### Supplied records
☆ ☆ ☆ ☆

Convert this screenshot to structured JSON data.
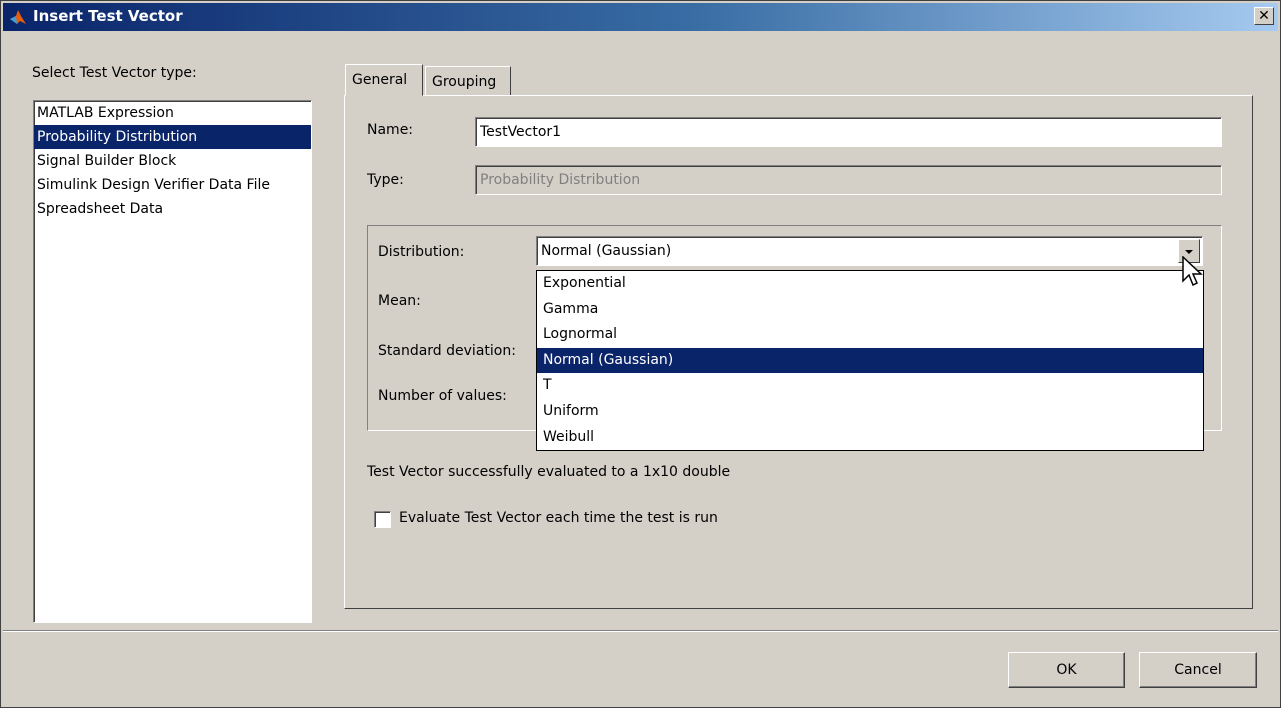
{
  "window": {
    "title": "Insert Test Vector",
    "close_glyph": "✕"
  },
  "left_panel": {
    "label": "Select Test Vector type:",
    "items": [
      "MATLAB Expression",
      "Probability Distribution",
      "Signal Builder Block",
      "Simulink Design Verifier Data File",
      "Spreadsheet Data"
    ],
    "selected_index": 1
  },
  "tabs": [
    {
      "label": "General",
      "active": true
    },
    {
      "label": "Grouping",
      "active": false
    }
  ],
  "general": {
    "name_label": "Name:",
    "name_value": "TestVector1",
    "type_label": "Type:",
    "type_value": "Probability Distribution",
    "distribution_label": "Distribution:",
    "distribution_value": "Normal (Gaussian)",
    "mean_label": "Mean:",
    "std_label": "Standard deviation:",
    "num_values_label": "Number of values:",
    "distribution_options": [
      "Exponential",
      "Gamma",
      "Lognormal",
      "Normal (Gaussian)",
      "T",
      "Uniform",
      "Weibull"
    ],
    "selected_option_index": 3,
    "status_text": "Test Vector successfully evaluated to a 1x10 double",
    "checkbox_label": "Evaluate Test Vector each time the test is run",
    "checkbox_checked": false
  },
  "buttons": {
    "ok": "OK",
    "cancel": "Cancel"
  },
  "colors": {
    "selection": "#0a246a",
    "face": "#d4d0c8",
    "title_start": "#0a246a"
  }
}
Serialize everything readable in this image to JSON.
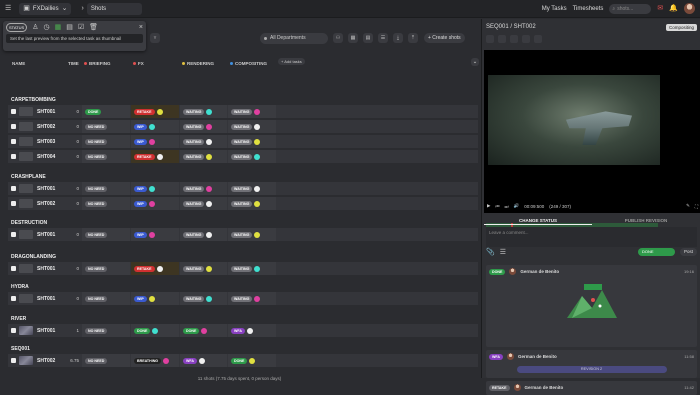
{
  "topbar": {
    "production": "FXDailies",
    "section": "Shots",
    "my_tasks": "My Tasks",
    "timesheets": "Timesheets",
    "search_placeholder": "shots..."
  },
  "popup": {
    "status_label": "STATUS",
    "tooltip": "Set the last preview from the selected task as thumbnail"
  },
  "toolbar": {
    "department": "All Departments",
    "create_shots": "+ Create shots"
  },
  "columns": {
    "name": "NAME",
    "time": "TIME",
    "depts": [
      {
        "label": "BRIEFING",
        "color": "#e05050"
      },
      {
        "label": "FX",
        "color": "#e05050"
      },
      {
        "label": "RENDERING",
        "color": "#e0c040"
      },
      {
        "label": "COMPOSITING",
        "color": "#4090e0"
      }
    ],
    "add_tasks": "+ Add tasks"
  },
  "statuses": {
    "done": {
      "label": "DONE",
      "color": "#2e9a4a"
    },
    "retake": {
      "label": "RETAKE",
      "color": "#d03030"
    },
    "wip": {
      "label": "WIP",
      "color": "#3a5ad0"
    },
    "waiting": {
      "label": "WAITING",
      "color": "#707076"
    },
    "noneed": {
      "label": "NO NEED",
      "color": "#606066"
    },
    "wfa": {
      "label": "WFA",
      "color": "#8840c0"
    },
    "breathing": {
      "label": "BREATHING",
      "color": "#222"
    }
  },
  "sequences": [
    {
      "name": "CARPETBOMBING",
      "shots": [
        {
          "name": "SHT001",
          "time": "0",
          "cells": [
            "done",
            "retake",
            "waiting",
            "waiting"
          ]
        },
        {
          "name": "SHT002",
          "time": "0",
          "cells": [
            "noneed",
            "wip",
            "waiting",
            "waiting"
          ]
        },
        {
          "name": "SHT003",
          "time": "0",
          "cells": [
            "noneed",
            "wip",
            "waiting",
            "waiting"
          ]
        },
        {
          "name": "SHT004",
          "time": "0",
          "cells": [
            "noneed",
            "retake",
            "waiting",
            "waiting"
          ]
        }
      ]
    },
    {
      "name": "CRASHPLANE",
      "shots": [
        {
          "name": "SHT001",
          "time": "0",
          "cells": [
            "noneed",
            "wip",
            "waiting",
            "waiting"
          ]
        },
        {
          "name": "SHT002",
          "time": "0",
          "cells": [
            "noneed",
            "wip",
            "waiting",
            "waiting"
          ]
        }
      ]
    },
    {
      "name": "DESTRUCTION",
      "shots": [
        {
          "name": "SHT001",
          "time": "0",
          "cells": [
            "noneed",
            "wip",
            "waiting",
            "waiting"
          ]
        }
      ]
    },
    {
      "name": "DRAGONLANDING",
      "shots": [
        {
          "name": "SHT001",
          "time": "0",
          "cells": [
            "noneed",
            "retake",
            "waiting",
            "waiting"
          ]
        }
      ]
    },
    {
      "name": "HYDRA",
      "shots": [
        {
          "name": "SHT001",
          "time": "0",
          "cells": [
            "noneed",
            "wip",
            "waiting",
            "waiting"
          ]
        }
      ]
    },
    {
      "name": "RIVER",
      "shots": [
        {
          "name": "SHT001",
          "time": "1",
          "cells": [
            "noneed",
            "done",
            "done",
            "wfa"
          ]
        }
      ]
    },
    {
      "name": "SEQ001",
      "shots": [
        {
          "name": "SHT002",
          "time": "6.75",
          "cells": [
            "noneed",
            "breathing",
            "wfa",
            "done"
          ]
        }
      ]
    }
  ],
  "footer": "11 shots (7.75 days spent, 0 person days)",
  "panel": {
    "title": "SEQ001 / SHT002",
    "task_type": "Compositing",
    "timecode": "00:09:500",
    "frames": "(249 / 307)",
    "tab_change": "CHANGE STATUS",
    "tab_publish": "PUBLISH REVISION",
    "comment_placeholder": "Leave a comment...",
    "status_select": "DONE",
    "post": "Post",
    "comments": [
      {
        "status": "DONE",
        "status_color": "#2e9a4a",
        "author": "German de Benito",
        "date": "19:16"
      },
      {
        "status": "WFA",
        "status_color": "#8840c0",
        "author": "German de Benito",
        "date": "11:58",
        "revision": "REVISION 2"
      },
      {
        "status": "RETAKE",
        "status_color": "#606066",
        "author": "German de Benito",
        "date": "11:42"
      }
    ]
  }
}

☆ ☆ ☆ ☆

Among the lines of the material, find those that hold the word "Probability" and copy them.

      "Probability Distribution",
    "type_value": "Probability Distribution",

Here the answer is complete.